■ **Set problem**: Repeat the listing exactly as given, omitting every image.

☆ ☆ ☆ ☆

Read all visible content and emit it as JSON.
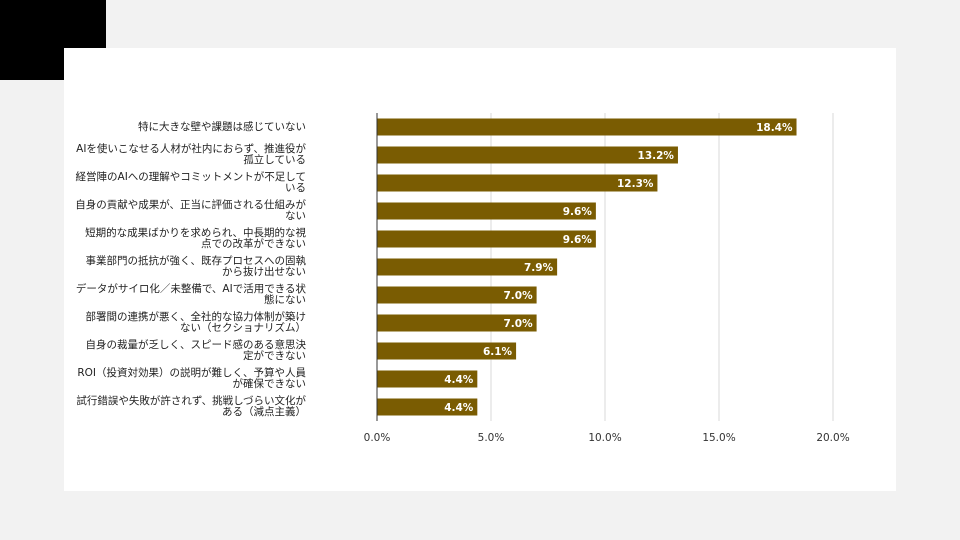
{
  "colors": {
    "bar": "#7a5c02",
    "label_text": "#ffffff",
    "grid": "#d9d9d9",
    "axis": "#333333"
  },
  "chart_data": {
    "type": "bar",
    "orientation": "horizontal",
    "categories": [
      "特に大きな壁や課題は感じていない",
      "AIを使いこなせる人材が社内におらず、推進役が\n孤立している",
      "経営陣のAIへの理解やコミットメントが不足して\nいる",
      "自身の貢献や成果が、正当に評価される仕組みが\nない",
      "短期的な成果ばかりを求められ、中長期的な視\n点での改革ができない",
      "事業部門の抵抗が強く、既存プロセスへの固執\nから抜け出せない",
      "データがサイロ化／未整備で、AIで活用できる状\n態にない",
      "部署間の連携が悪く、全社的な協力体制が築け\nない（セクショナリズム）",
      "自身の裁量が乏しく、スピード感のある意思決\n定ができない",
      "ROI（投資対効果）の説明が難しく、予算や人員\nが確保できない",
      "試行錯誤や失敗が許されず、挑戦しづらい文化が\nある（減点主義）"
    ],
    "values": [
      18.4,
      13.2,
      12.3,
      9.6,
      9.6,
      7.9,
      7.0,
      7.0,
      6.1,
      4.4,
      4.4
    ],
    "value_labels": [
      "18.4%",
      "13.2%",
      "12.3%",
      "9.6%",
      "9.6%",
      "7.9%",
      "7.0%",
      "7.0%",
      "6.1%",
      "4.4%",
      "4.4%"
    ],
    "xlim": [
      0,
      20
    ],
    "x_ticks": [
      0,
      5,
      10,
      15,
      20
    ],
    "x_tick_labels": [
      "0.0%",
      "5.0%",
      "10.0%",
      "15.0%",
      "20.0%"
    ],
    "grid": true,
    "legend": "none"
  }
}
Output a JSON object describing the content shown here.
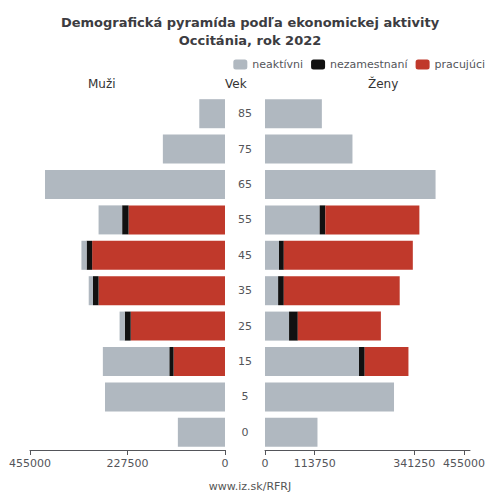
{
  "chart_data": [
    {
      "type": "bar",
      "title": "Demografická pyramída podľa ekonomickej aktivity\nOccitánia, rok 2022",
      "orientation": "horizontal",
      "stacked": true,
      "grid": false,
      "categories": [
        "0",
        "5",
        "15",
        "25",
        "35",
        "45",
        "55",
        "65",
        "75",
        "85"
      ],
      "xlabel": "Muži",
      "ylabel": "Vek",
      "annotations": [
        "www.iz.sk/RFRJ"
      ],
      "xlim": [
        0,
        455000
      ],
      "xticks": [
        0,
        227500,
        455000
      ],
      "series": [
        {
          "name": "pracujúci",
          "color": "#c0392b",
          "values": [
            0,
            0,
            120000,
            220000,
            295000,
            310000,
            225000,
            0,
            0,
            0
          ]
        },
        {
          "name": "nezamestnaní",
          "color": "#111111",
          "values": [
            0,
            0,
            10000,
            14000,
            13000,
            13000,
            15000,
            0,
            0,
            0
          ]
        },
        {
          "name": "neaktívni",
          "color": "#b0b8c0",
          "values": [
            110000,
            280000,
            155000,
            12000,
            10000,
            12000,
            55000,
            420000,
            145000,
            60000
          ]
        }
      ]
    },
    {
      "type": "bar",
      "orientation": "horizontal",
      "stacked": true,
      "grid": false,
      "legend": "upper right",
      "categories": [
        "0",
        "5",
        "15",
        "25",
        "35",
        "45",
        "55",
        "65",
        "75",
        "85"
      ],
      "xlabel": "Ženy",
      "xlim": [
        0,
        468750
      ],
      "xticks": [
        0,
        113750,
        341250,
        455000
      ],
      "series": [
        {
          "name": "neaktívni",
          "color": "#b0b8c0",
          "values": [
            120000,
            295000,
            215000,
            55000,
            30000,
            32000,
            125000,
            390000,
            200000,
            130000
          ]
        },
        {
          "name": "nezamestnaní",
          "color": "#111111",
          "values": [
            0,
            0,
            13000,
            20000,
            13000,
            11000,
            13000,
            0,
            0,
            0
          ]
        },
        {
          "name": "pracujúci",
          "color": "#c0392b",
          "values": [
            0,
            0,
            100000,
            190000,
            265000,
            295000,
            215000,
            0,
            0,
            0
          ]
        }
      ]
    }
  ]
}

☆ ☆ ☆ ☆

■ **Result below**:
Read all visible content and emit it as JSON.
{
  "colors": {
    "bar": "#7a5c02",
    "label_text": "#ffffff",
    "grid": "#d9d9d9",
    "axis": "#333333"
  },
  "chart_data": {
    "type": "bar",
    "orientation": "horizontal",
    "categories": [
      "特に大きな壁や課題は感じていない",
      "AIを使いこなせる人材が社内におらず、推進役が\n孤立している",
      "経営陣のAIへの理解やコミットメントが不足して\nいる",
      "自身の貢献や成果が、正当に評価される仕組みが\nない",
      "短期的な成果ばかりを求められ、中長期的な視\n点での改革ができない",
      "事業部門の抵抗が強く、既存プロセスへの固執\nから抜け出せない",
      "データがサイロ化／未整備で、AIで活用できる状\n態にない",
      "部署間の連携が悪く、全社的な協力体制が築け\nない（セクショナリズム）",
      "自身の裁量が乏しく、スピード感のある意思決\n定ができない",
      "ROI（投資対効果）の説明が難しく、予算や人員\nが確保できない",
      "試行錯誤や失敗が許されず、挑戦しづらい文化が\nある（減点主義）"
    ],
    "values": [
      18.4,
      13.2,
      12.3,
      9.6,
      9.6,
      7.9,
      7.0,
      7.0,
      6.1,
      4.4,
      4.4
    ],
    "value_labels": [
      "18.4%",
      "13.2%",
      "12.3%",
      "9.6%",
      "9.6%",
      "7.9%",
      "7.0%",
      "7.0%",
      "6.1%",
      "4.4%",
      "4.4%"
    ],
    "xlim": [
      0,
      20
    ],
    "x_ticks": [
      0,
      5,
      10,
      15,
      20
    ],
    "x_tick_labels": [
      "0.0%",
      "5.0%",
      "10.0%",
      "15.0%",
      "20.0%"
    ],
    "grid": true,
    "legend": "none"
  }
}
Output a JSON object describing the content shown here.
{
  "chart_data": [
    {
      "type": "bar",
      "title": "Demografická pyramída podľa ekonomickej aktivity\nOccitánia, rok 2022",
      "orientation": "horizontal",
      "stacked": true,
      "grid": false,
      "categories": [
        "0",
        "5",
        "15",
        "25",
        "35",
        "45",
        "55",
        "65",
        "75",
        "85"
      ],
      "xlabel": "Muži",
      "ylabel": "Vek",
      "annotations": [
        "www.iz.sk/RFRJ"
      ],
      "xlim": [
        0,
        455000
      ],
      "xticks": [
        0,
        227500,
        455000
      ],
      "series": [
        {
          "name": "pracujúci",
          "color": "#c0392b",
          "values": [
            0,
            0,
            120000,
            220000,
            295000,
            310000,
            225000,
            0,
            0,
            0
          ]
        },
        {
          "name": "nezamestnaní",
          "color": "#111111",
          "values": [
            0,
            0,
            10000,
            14000,
            13000,
            13000,
            15000,
            0,
            0,
            0
          ]
        },
        {
          "name": "neaktívni",
          "color": "#b0b8c0",
          "values": [
            110000,
            280000,
            155000,
            12000,
            10000,
            12000,
            55000,
            420000,
            145000,
            60000
          ]
        }
      ]
    },
    {
      "type": "bar",
      "orientation": "horizontal",
      "stacked": true,
      "grid": false,
      "legend": "upper right",
      "categories": [
        "0",
        "5",
        "15",
        "25",
        "35",
        "45",
        "55",
        "65",
        "75",
        "85"
      ],
      "xlabel": "Ženy",
      "xlim": [
        0,
        468750
      ],
      "xticks": [
        0,
        113750,
        341250,
        455000
      ],
      "series": [
        {
          "name": "neaktívni",
          "color": "#b0b8c0",
          "values": [
            120000,
            295000,
            215000,
            55000,
            30000,
            32000,
            125000,
            390000,
            200000,
            130000
          ]
        },
        {
          "name": "nezamestnaní",
          "color": "#111111",
          "values": [
            0,
            0,
            13000,
            20000,
            13000,
            11000,
            13000,
            0,
            0,
            0
          ]
        },
        {
          "name": "pracujúci",
          "color": "#c0392b",
          "values": [
            0,
            0,
            100000,
            190000,
            265000,
            295000,
            215000,
            0,
            0,
            0
          ]
        }
      ]
    }
  ]
}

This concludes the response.